Within the data that follows, how many lines carry the string "Iteration"? Give the number alone.

··········

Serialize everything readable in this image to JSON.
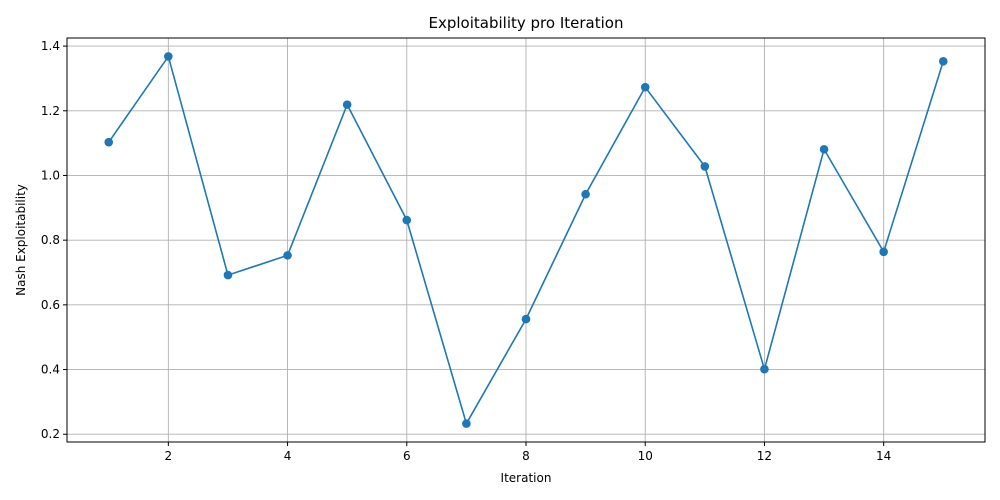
{
  "chart_data": {
    "type": "line",
    "title": "Exploitability pro Iteration",
    "xlabel": "Iteration",
    "ylabel": "Nash Exploitability",
    "x": [
      1,
      2,
      3,
      4,
      5,
      6,
      7,
      8,
      9,
      10,
      11,
      12,
      13,
      14,
      15
    ],
    "series": [
      {
        "values": [
          1.103,
          1.368,
          0.692,
          0.753,
          1.219,
          0.862,
          0.233,
          0.556,
          0.942,
          1.273,
          1.028,
          0.401,
          1.081,
          0.764,
          1.353
        ],
        "color": "#1f77b4",
        "marker": "circle"
      }
    ],
    "xlim": [
      0.3,
      15.7
    ],
    "ylim": [
      0.176,
      1.425
    ],
    "xticks": [
      2,
      4,
      6,
      8,
      10,
      12,
      14
    ],
    "yticks": [
      0.2,
      0.4,
      0.6,
      0.8,
      1.0,
      1.2,
      1.4
    ],
    "ytick_labels": [
      "0.2",
      "0.4",
      "0.6",
      "0.8",
      "1.0",
      "1.2",
      "1.4"
    ],
    "grid": true
  }
}
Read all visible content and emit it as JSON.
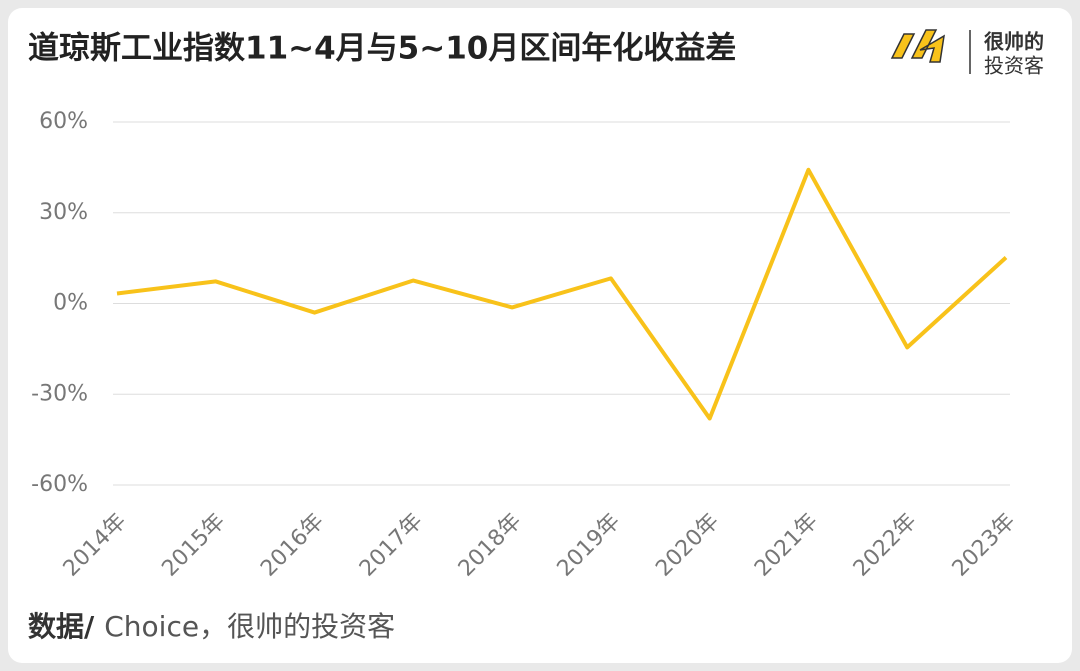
{
  "chart_data": {
    "type": "line",
    "title": "道琼斯工业指数11~4月与5~10月区间年化收益差",
    "brand": [
      "很帅的",
      "投资客"
    ],
    "source_label": "数据/",
    "source_text": "Choice，很帅的投资客",
    "categories": [
      "2014年",
      "2015年",
      "2016年",
      "2017年",
      "2018年",
      "2019年",
      "2020年",
      "2021年",
      "2022年",
      "2023年"
    ],
    "series": [
      {
        "color": "#f8c21a",
        "values": [
          3.3,
          7.3,
          -3,
          7.6,
          -1.3,
          8.3,
          -38,
          44.2,
          -14.5,
          15.2
        ]
      }
    ],
    "ylim": [
      -60,
      60
    ],
    "yticks": [
      {
        "value": -60,
        "label": "-60%"
      },
      {
        "value": -30,
        "label": "-30%"
      },
      {
        "value": 0,
        "label": "0%"
      },
      {
        "value": 30,
        "label": "30%"
      },
      {
        "value": 60,
        "label": "60%"
      }
    ],
    "grid": true
  }
}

··········

[Solved exercise] 2